*PROBLEM STATEMENT:* From the listing below, pull each line that includes "structured".

*ENTRIES SHOWN:*
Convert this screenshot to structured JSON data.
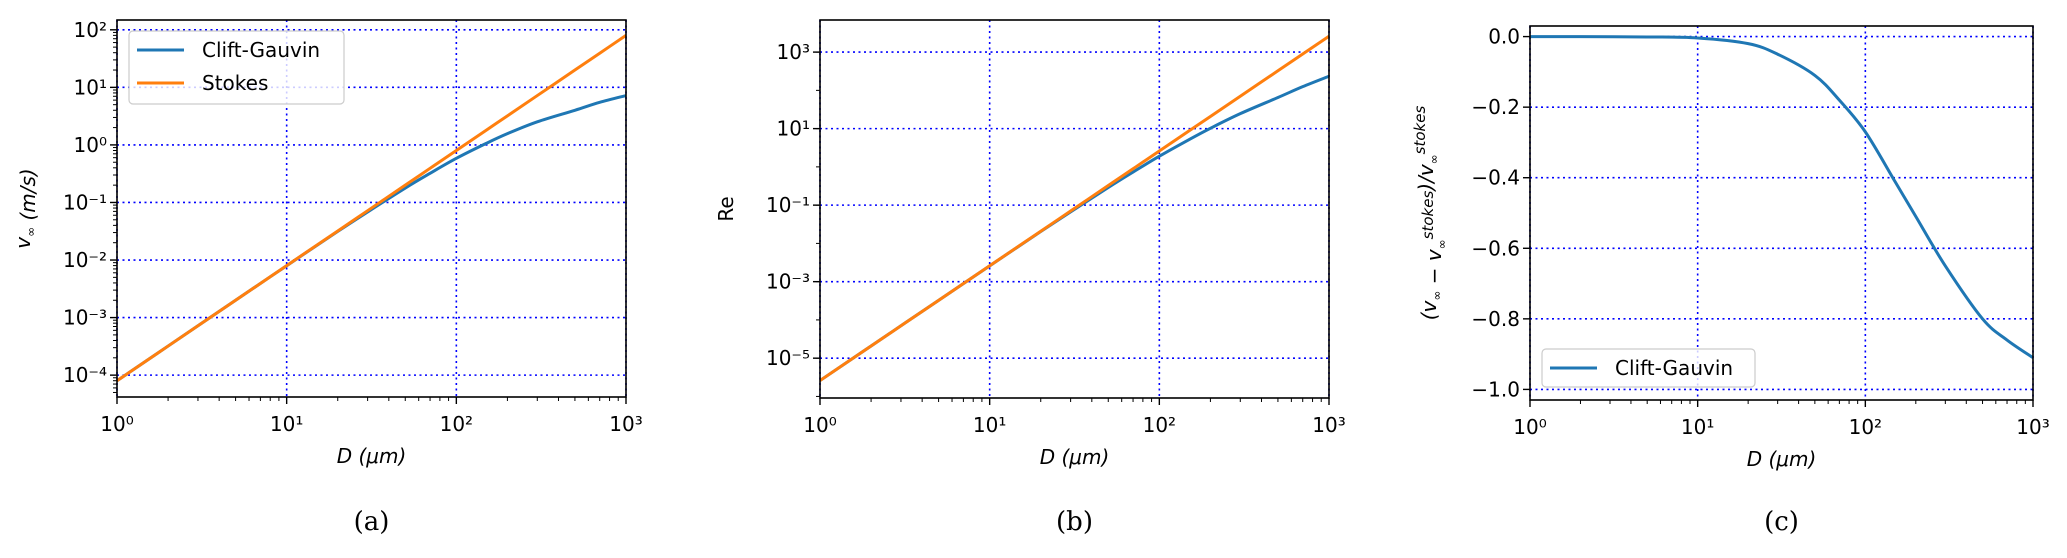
{
  "colors": {
    "clift": "#1f77b4",
    "stokes": "#ff7f0e",
    "grid": "#0000ff",
    "axis": "#000000"
  },
  "chart_data": [
    {
      "type": "line",
      "caption": "(a)",
      "xscale": "log",
      "yscale": "log",
      "xlim": [
        1,
        1000
      ],
      "ylim": [
        4.17e-05,
        148
      ],
      "xlabel": "D (μm)",
      "ylabel_parts": [
        {
          "t": "v"
        },
        {
          "t": "∞",
          "sub": true
        },
        {
          "t": " (m/s)"
        }
      ],
      "xticks": [
        {
          "v": 1,
          "label": "10⁰"
        },
        {
          "v": 10,
          "label": "10¹"
        },
        {
          "v": 100,
          "label": "10²"
        },
        {
          "v": 1000,
          "label": "10³"
        }
      ],
      "yticks": [
        {
          "v": 0.0001,
          "label": "10⁻⁴"
        },
        {
          "v": 0.001,
          "label": "10⁻³"
        },
        {
          "v": 0.01,
          "label": "10⁻²"
        },
        {
          "v": 0.1,
          "label": "10⁻¹"
        },
        {
          "v": 1,
          "label": "10⁰"
        },
        {
          "v": 10,
          "label": "10¹"
        },
        {
          "v": 100,
          "label": "10²"
        }
      ],
      "grid": true,
      "legend": "top-left",
      "x": [
        1,
        2,
        5,
        10,
        20,
        30,
        50,
        70,
        100,
        150,
        200,
        300,
        500,
        700,
        1000
      ],
      "series": [
        {
          "name": "Clift-Gauvin",
          "color_key": "clift",
          "values": [
            8e-05,
            0.00032,
            0.002,
            0.00797,
            0.0314,
            0.0684,
            0.178,
            0.321,
            0.584,
            1.062,
            1.568,
            2.52,
            4.0,
            5.49,
            7.2
          ]
        },
        {
          "name": "Stokes",
          "color_key": "stokes",
          "values": [
            8e-05,
            0.00032,
            0.002,
            0.008,
            0.032,
            0.072,
            0.2,
            0.392,
            0.8,
            1.8,
            3.2,
            7.2,
            20,
            39.2,
            80
          ]
        }
      ]
    },
    {
      "type": "line",
      "caption": "(b)",
      "xscale": "log",
      "yscale": "log",
      "xlim": [
        1,
        1000
      ],
      "ylim": [
        9.1e-07,
        6900
      ],
      "xlabel": "D (μm)",
      "ylabel_parts": [
        {
          "t": "Re"
        }
      ],
      "xticks": [
        {
          "v": 1,
          "label": "10⁰"
        },
        {
          "v": 10,
          "label": "10¹"
        },
        {
          "v": 100,
          "label": "10²"
        },
        {
          "v": 1000,
          "label": "10³"
        }
      ],
      "yticks": [
        {
          "v": 1e-05,
          "label": "10⁻⁵"
        },
        {
          "v": 0.001,
          "label": "10⁻³"
        },
        {
          "v": 0.1,
          "label": "10⁻¹"
        },
        {
          "v": 10,
          "label": "10¹"
        },
        {
          "v": 1000,
          "label": "10³"
        }
      ],
      "grid": true,
      "legend": "none",
      "x": [
        1,
        2,
        5,
        10,
        20,
        30,
        50,
        70,
        100,
        150,
        200,
        300,
        500,
        700,
        1000
      ],
      "series": [
        {
          "name": "Clift-Gauvin",
          "color_key": "clift",
          "values": [
            2.6e-06,
            2.08e-05,
            0.000325,
            0.00259,
            0.0204,
            0.0667,
            0.289,
            0.731,
            1.9,
            5.18,
            10.2,
            24.6,
            65,
            125,
            234
          ]
        },
        {
          "name": "Stokes",
          "color_key": "stokes",
          "values": [
            2.6e-06,
            2.08e-05,
            0.000325,
            0.0026,
            0.0208,
            0.0702,
            0.325,
            0.892,
            2.6,
            8.78,
            20.8,
            70.2,
            325,
            892,
            2600
          ]
        }
      ]
    },
    {
      "type": "line",
      "caption": "(c)",
      "xscale": "log",
      "yscale": "linear",
      "xlim": [
        1,
        1000
      ],
      "ylim": [
        -1.03,
        0.03
      ],
      "xlabel": "D (μm)",
      "ylabel_parts": [
        {
          "t": "(v"
        },
        {
          "t": "∞",
          "sub": true
        },
        {
          "t": " − v"
        },
        {
          "t": "∞",
          "sub": true
        },
        {
          "t": "stokes",
          "sup": true
        },
        {
          "t": ")/v"
        },
        {
          "t": "∞",
          "sub": true
        },
        {
          "t": "stokes",
          "sup": true
        }
      ],
      "xticks": [
        {
          "v": 1,
          "label": "10⁰"
        },
        {
          "v": 10,
          "label": "10¹"
        },
        {
          "v": 100,
          "label": "10²"
        },
        {
          "v": 1000,
          "label": "10³"
        }
      ],
      "yticks": [
        {
          "v": -1.0,
          "label": "−1.0"
        },
        {
          "v": -0.8,
          "label": "−0.8"
        },
        {
          "v": -0.6,
          "label": "−0.6"
        },
        {
          "v": -0.4,
          "label": "−0.4"
        },
        {
          "v": -0.2,
          "label": "−0.2"
        },
        {
          "v": 0.0,
          "label": "0.0"
        }
      ],
      "grid": true,
      "legend": "bottom-left",
      "x": [
        1,
        2,
        5,
        10,
        20,
        30,
        50,
        70,
        100,
        150,
        200,
        300,
        500,
        700,
        1000
      ],
      "series": [
        {
          "name": "Clift-Gauvin",
          "color_key": "clift",
          "values": [
            0,
            0,
            -0.001,
            -0.004,
            -0.02,
            -0.05,
            -0.11,
            -0.18,
            -0.27,
            -0.41,
            -0.51,
            -0.65,
            -0.8,
            -0.86,
            -0.91
          ]
        }
      ]
    }
  ]
}
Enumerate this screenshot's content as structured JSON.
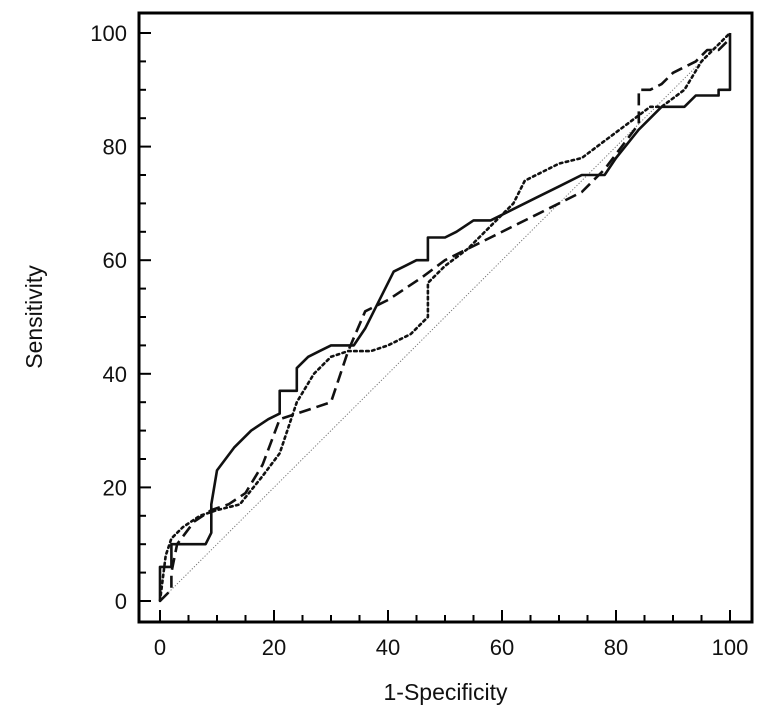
{
  "chart_data": {
    "type": "line",
    "xlabel": "1-Specificity",
    "ylabel": "Sensitivity",
    "xlim": [
      0,
      100
    ],
    "ylim": [
      0,
      100
    ],
    "xticks": [
      0,
      20,
      40,
      60,
      80,
      100
    ],
    "yticks": [
      0,
      20,
      40,
      60,
      80,
      100
    ],
    "x_tick_labels": [
      "0",
      "20",
      "40",
      "60",
      "80",
      "100"
    ],
    "y_tick_labels": [
      "0",
      "20",
      "40",
      "60",
      "80",
      "100"
    ],
    "grid": false,
    "legend": "none",
    "reference_line": {
      "x": [
        0,
        100
      ],
      "y": [
        0,
        100
      ],
      "style": "thin dotted"
    },
    "series": [
      {
        "style": "solid",
        "x": [
          0,
          0,
          2,
          2,
          3,
          8,
          9,
          9,
          10,
          13,
          16,
          19,
          21,
          21,
          24,
          24,
          26,
          28,
          30,
          31,
          33,
          34,
          36,
          39,
          41,
          43,
          45,
          47,
          47,
          50,
          52,
          55,
          58,
          62,
          66,
          70,
          74,
          78,
          80,
          84,
          88,
          92,
          94,
          96,
          98,
          98,
          100,
          100
        ],
        "y": [
          0,
          6,
          6,
          10,
          10,
          10,
          12,
          17,
          23,
          27,
          30,
          32,
          33,
          37,
          37,
          41,
          43,
          44,
          45,
          45,
          45,
          45,
          48,
          54,
          58,
          59,
          60,
          60,
          64,
          64,
          65,
          67,
          67,
          69,
          71,
          73,
          75,
          75,
          78,
          83,
          87,
          87,
          89,
          89,
          89,
          90,
          90,
          100
        ]
      },
      {
        "style": "dashed",
        "x": [
          0,
          2,
          2,
          3,
          6,
          9,
          12,
          15,
          18,
          21,
          24,
          27,
          30,
          33,
          36,
          40,
          43,
          46,
          50,
          54,
          58,
          62,
          66,
          70,
          74,
          78,
          81,
          84,
          84,
          86,
          88,
          90,
          92,
          94,
          96,
          98,
          100
        ],
        "y": [
          0,
          2,
          5,
          10,
          14,
          16,
          17,
          19,
          24,
          32,
          33,
          34,
          35,
          44,
          51,
          53,
          55,
          57,
          60,
          62,
          64,
          66,
          68,
          70,
          72,
          76,
          80,
          84,
          90,
          90,
          91,
          93,
          94,
          95,
          97,
          97,
          99
        ]
      },
      {
        "style": "dotted",
        "x": [
          0,
          1,
          2,
          4,
          7,
          10,
          14,
          18,
          21,
          24,
          27,
          30,
          33,
          37,
          40,
          44,
          47,
          47,
          50,
          54,
          58,
          62,
          64,
          66,
          70,
          74,
          78,
          82,
          86,
          88,
          92,
          95,
          97,
          100
        ],
        "y": [
          0,
          8,
          11,
          13,
          15,
          16,
          17,
          22,
          26,
          35,
          40,
          43,
          44,
          44,
          45,
          47,
          50,
          56,
          59,
          62,
          66,
          70,
          74,
          75,
          77,
          78,
          81,
          84,
          87,
          87,
          90,
          95,
          97,
          100
        ]
      }
    ]
  }
}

*OUTPUT FOR THIS EXERCISE:*
Convert this screenshot to structured JSON data.
Enumerate this screenshot's content as structured JSON.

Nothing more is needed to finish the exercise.